Work to be completed
Repeat the listing that follows, character for character, minus the pictures.

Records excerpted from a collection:
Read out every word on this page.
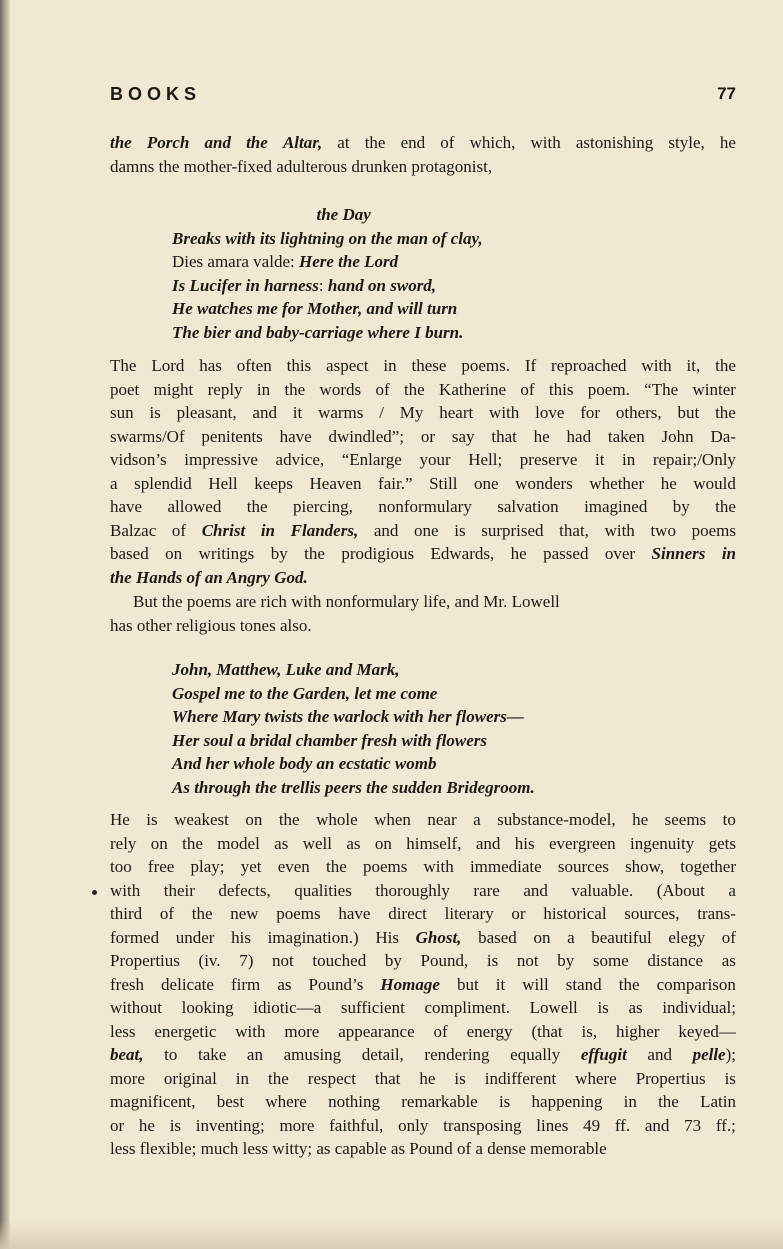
BOOKS	77
the Porch and the Altar, at the end of which, with astonishing style, he
damns the mother-fixed adulterous drunken protagonist,
the Day
Breaks with its lightning on the man of clay,
Dies amara valde: Here the Lord
Is Lucifer in harness: hand on sword,
He watches me for Mother, and will turn
The bier and baby-carriage where I burn.
The Lord has often this aspect in these poems. If reproached with it, the
poet might reply in the words of the Katherine of this poem. “The winter
sun is pleasant, and it warms / My heart with love for others, but the
swarms/Of penitents have dwindled”; or say that he had taken John Da-
vidson’s impressive advice, “Enlarge your Hell; preserve it in repair;/Only
a splendid Hell keeps Heaven fair.” Still one wonders whether he would
have allowed the piercing, nonformulary salvation imagined by the
Balzac of Christ in Flanders, and one is surprised that, with two poems
based on writings by the prodigious Edwards, he passed over Sinners in
the Hands of an Angry God.
But the poems are rich with nonformulary life, and Mr. Lowell
has other religious tones also.
John, Matthew, Luke and Mark,
Gospel me to the Garden, let me come
Where Mary twists the warlock with her flowers—
Her soul a bridal chamber fresh with flowers
And her whole body an ecstatic womb
As through the trellis peers the sudden Bridegroom.
He is weakest on the whole when near a substance-model, he seems to
rely on the model as well as on himself, and his evergreen ingenuity gets
too free play; yet even the poems with immediate sources show, together
with their defects, qualities thoroughly rare and valuable. (About a
third of the new poems have direct literary or historical sources, trans-
formed under his imagination.) His Ghost, based on a beautiful elegy of
Propertius (iv. 7) not touched by Pound, is not by some distance as
fresh delicate firm as Pound’s Homage but it will stand the comparison
without looking idiotic—a sufficient compliment. Lowell is as individual;
less energetic with more appearance of energy (that is, higher keyed—
beat, to take an amusing detail, rendering equally effugit and pelle);
more original in the respect that he is indifferent where Propertius is
magnificent, best where nothing remarkable is happening in the Latin
or he is inventing; more faithful, only transposing lines 49 ff. and 73 ff.;
less flexible; much less witty; as capable as Pound of a dense memorable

Task answer
Read out every word on this page.
BOOKS	77
the Porch and the Altar, at the end of which, with astonishing style, he
damns the mother-fixed adulterous drunken protagonist,
the Day
Breaks with its lightning on the man of clay,
Dies amara valde: Here the Lord
Is Lucifer in harness: hand on sword,
He watches me for Mother, and will turn
The bier and baby-carriage where I burn.
The Lord has often this aspect in these poems. If reproached with it, the
poet might reply in the words of the Katherine of this poem. “The winter
sun is pleasant, and it warms / My heart with love for others, but the
swarms/Of penitents have dwindled”; or say that he had taken John Da-
vidson’s impressive advice, “Enlarge your Hell; preserve it in repair;/Only
a splendid Hell keeps Heaven fair.” Still one wonders whether he would
have allowed the piercing, nonformulary salvation imagined by the
Balzac of Christ in Flanders, and one is surprised that, with two poems
based on writings by the prodigious Edwards, he passed over Sinners in
the Hands of an Angry God.
But the poems are rich with nonformulary life, and Mr. Lowell
has other religious tones also.
John, Matthew, Luke and Mark,
Gospel me to the Garden, let me come
Where Mary twists the warlock with her flowers—
Her soul a bridal chamber fresh with flowers
And her whole body an ecstatic womb
As through the trellis peers the sudden Bridegroom.
He is weakest on the whole when near a substance-model, he seems to
rely on the model as well as on himself, and his evergreen ingenuity gets
too free play; yet even the poems with immediate sources show, together
with their defects, qualities thoroughly rare and valuable. (About a
third of the new poems have direct literary or historical sources, trans-
formed under his imagination.) His Ghost, based on a beautiful elegy of
Propertius (iv. 7) not touched by Pound, is not by some distance as
fresh delicate firm as Pound’s Homage but it will stand the comparison
without looking idiotic—a sufficient compliment. Lowell is as individual;
less energetic with more appearance of energy (that is, higher keyed—
beat, to take an amusing detail, rendering equally effugit and pelle);
more original in the respect that he is indifferent where Propertius is
magnificent, best where nothing remarkable is happening in the Latin
or he is inventing; more faithful, only transposing lines 49 ff. and 73 ff.;
less flexible; much less witty; as capable as Pound of a dense memorable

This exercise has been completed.